_Short task_. How many lines of the records below contain the word "heading"? Answer with the number alone.

_Data provided_.

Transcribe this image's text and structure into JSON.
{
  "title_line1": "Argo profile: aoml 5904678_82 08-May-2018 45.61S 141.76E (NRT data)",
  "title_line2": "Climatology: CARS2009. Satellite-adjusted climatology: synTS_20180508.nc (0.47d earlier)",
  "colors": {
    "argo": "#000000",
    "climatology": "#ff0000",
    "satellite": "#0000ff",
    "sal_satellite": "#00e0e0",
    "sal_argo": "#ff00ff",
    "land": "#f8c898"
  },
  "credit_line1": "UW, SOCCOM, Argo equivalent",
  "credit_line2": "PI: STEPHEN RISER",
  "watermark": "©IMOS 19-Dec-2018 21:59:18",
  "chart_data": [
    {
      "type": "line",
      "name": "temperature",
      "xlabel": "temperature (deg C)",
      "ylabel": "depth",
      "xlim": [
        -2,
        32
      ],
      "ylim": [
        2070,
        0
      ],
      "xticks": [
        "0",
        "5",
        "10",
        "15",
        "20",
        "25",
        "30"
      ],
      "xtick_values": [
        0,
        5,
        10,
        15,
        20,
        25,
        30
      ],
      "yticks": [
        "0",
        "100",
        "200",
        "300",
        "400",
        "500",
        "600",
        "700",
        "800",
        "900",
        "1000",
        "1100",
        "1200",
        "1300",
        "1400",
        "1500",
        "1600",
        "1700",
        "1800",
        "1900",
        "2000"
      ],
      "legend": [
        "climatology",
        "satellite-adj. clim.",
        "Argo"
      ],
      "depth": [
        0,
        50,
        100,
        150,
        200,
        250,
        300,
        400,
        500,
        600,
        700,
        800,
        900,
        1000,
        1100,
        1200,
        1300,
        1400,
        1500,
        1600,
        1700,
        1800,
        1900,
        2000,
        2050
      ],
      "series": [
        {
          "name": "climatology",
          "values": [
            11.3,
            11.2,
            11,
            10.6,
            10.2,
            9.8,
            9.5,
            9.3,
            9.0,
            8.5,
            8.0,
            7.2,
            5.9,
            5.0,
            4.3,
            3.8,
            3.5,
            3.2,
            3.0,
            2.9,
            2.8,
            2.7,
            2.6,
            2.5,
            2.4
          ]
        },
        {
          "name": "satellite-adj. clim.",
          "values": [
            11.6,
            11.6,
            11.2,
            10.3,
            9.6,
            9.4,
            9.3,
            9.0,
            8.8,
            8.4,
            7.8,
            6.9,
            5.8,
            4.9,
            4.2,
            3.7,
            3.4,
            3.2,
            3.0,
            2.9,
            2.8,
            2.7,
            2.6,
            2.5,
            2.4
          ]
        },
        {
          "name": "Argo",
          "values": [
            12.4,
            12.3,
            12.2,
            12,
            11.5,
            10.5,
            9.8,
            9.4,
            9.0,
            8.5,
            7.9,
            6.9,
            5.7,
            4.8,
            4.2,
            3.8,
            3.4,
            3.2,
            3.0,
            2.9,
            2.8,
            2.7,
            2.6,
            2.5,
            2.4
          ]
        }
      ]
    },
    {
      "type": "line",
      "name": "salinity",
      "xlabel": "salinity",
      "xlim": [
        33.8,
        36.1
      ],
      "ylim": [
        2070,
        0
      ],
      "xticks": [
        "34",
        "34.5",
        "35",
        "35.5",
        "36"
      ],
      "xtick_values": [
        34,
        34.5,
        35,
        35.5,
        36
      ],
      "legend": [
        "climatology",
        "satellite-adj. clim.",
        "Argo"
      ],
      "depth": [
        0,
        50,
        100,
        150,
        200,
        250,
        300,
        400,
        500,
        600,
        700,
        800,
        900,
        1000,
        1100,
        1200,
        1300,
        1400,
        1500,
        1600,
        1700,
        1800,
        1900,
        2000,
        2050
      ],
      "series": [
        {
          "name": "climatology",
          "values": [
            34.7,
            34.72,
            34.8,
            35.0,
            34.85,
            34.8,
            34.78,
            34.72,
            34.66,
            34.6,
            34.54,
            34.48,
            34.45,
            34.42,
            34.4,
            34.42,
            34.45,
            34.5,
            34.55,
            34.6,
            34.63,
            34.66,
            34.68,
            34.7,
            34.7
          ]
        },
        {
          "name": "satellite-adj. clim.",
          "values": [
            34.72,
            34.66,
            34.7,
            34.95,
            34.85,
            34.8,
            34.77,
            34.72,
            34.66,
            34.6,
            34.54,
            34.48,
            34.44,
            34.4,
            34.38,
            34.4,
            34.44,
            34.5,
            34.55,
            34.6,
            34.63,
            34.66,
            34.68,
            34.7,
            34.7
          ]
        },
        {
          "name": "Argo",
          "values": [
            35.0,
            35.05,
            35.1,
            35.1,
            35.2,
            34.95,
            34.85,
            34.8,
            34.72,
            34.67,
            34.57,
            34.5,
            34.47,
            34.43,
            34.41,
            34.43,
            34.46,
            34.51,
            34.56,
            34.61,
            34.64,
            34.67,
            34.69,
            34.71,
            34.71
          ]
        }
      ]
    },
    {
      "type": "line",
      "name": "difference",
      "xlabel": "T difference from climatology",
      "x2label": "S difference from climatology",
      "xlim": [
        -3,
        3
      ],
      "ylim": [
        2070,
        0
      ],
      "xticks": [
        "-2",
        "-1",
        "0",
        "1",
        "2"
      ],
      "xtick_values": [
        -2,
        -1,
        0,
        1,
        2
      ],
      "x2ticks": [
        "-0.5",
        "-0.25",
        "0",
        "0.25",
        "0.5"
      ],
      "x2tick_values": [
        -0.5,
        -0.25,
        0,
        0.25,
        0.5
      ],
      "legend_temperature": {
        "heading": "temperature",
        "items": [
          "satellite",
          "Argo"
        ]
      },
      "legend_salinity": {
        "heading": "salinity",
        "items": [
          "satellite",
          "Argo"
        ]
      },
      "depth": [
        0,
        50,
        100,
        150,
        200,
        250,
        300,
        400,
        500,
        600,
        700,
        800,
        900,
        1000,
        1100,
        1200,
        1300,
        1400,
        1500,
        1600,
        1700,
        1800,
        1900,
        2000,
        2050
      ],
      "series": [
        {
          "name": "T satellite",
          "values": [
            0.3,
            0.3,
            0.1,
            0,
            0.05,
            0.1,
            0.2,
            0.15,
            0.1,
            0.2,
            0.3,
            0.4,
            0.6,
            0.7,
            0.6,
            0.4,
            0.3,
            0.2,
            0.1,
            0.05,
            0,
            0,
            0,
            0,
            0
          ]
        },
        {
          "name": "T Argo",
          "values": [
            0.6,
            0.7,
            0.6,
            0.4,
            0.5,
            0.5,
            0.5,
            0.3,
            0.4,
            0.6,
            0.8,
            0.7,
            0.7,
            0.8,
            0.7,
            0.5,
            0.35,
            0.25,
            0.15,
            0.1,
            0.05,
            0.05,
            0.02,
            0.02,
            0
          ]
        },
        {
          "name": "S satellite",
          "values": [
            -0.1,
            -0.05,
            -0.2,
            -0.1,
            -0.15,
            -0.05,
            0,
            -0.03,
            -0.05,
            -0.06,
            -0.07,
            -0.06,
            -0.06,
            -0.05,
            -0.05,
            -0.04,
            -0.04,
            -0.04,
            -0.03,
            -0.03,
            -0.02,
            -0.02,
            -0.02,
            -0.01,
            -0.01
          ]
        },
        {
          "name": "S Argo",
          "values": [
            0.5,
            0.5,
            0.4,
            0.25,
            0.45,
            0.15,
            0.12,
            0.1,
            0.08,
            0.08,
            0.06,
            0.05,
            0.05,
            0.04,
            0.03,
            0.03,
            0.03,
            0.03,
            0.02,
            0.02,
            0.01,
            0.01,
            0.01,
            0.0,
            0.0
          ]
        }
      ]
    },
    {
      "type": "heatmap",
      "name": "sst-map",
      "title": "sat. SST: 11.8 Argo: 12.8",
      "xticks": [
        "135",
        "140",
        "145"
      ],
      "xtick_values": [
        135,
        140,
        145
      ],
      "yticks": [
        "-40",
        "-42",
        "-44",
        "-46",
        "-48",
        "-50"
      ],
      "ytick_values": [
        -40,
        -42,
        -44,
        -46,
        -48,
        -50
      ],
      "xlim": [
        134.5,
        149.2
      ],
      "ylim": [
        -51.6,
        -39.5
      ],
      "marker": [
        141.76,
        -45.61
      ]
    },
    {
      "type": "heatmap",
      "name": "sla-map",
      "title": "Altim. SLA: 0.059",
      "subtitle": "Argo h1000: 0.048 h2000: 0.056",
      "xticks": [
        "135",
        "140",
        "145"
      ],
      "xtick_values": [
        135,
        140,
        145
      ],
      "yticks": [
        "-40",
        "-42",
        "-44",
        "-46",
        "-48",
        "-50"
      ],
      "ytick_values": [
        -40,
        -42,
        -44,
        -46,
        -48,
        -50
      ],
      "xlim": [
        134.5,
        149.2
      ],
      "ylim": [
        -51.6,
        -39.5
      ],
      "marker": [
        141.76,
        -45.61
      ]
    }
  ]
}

_Answer to this problem_. 2